What you should do — Send back the entries below exactly as they appear.

═════ Supplied records

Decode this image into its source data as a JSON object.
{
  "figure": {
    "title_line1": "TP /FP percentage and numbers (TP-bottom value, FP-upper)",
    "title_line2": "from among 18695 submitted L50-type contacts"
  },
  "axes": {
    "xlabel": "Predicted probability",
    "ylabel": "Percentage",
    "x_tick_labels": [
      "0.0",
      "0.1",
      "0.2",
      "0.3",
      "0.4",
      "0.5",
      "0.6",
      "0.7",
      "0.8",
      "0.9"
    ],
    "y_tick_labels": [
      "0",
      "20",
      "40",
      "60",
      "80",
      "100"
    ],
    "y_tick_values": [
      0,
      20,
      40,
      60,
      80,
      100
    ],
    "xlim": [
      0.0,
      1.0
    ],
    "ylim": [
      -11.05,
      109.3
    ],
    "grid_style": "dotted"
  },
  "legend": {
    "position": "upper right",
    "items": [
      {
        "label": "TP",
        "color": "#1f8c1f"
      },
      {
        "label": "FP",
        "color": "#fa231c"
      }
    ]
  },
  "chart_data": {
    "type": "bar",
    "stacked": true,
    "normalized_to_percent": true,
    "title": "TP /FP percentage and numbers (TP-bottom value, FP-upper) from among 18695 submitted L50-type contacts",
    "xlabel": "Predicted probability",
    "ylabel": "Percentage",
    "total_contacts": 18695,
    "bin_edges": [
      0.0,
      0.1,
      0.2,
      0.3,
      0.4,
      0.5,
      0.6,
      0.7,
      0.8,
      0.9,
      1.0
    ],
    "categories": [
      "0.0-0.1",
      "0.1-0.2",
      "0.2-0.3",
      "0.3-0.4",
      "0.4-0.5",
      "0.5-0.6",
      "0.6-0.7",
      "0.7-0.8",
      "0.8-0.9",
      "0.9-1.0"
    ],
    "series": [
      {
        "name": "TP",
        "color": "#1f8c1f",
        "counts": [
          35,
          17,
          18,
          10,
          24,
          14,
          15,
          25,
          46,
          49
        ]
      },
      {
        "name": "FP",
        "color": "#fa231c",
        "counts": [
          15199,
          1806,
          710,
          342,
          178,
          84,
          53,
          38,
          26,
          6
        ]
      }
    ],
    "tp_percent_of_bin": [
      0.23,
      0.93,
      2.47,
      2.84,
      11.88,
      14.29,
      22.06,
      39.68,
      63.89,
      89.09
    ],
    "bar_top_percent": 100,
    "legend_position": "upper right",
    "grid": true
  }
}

══════════

Full output —
Decode this image into its source data as a JSON object.
{
  "figure": {
    "title_line1": "TP /FP percentage and numbers (TP-bottom value, FP-upper)",
    "title_line2": "from among 18695 submitted L50-type contacts"
  },
  "axes": {
    "xlabel": "Predicted probability",
    "ylabel": "Percentage",
    "x_tick_labels": [
      "0.0",
      "0.1",
      "0.2",
      "0.3",
      "0.4",
      "0.5",
      "0.6",
      "0.7",
      "0.8",
      "0.9"
    ],
    "y_tick_labels": [
      "0",
      "20",
      "40",
      "60",
      "80",
      "100"
    ],
    "y_tick_values": [
      0,
      20,
      40,
      60,
      80,
      100
    ],
    "xlim": [
      0.0,
      1.0
    ],
    "ylim": [
      -11.05,
      109.3
    ],
    "grid_style": "dotted"
  },
  "legend": {
    "position": "upper right",
    "items": [
      {
        "label": "TP",
        "color": "#1f8c1f"
      },
      {
        "label": "FP",
        "color": "#fa231c"
      }
    ]
  },
  "chart_data": {
    "type": "bar",
    "stacked": true,
    "normalized_to_percent": true,
    "title": "TP /FP percentage and numbers (TP-bottom value, FP-upper) from among 18695 submitted L50-type contacts",
    "xlabel": "Predicted probability",
    "ylabel": "Percentage",
    "total_contacts": 18695,
    "bin_edges": [
      0.0,
      0.1,
      0.2,
      0.3,
      0.4,
      0.5,
      0.6,
      0.7,
      0.8,
      0.9,
      1.0
    ],
    "categories": [
      "0.0-0.1",
      "0.1-0.2",
      "0.2-0.3",
      "0.3-0.4",
      "0.4-0.5",
      "0.5-0.6",
      "0.6-0.7",
      "0.7-0.8",
      "0.8-0.9",
      "0.9-1.0"
    ],
    "series": [
      {
        "name": "TP",
        "color": "#1f8c1f",
        "counts": [
          35,
          17,
          18,
          10,
          24,
          14,
          15,
          25,
          46,
          49
        ]
      },
      {
        "name": "FP",
        "color": "#fa231c",
        "counts": [
          15199,
          1806,
          710,
          342,
          178,
          84,
          53,
          38,
          26,
          6
        ]
      }
    ],
    "tp_percent_of_bin": [
      0.23,
      0.93,
      2.47,
      2.84,
      11.88,
      14.29,
      22.06,
      39.68,
      63.89,
      89.09
    ],
    "bar_top_percent": 100,
    "legend_position": "upper right",
    "grid": true
  }
}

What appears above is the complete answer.